— GOAL —
Keep only the lines of the data below that contain "label", and copy them.

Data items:
========================

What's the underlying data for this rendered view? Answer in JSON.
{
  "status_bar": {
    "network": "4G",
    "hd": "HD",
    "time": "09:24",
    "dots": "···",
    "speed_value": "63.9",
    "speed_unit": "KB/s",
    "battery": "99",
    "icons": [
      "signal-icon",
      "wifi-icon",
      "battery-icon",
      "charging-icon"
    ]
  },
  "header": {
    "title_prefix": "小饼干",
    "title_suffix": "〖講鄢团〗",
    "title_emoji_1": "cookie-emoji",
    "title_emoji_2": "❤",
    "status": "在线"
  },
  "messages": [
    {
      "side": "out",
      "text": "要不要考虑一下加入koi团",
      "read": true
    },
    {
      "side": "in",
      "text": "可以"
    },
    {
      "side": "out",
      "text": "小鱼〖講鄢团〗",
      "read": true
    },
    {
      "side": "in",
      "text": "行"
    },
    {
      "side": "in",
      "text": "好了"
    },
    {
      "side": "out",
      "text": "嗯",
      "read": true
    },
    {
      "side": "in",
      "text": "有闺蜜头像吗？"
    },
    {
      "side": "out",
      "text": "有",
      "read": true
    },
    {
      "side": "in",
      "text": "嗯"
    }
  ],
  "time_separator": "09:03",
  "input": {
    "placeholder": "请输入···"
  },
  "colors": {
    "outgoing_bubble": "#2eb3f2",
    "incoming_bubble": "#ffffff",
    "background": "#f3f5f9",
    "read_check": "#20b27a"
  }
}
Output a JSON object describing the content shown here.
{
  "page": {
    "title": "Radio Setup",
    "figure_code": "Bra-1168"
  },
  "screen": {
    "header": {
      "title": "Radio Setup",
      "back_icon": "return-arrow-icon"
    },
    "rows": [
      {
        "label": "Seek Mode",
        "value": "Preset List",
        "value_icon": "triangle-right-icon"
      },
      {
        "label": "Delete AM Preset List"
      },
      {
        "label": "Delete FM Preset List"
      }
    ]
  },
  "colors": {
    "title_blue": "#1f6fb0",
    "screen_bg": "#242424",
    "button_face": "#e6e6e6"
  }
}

========================

— OUTPUT BELOW —
        "label": "Seek Mode",
        "label": "Delete AM Preset List"
        "label": "Delete FM Preset List"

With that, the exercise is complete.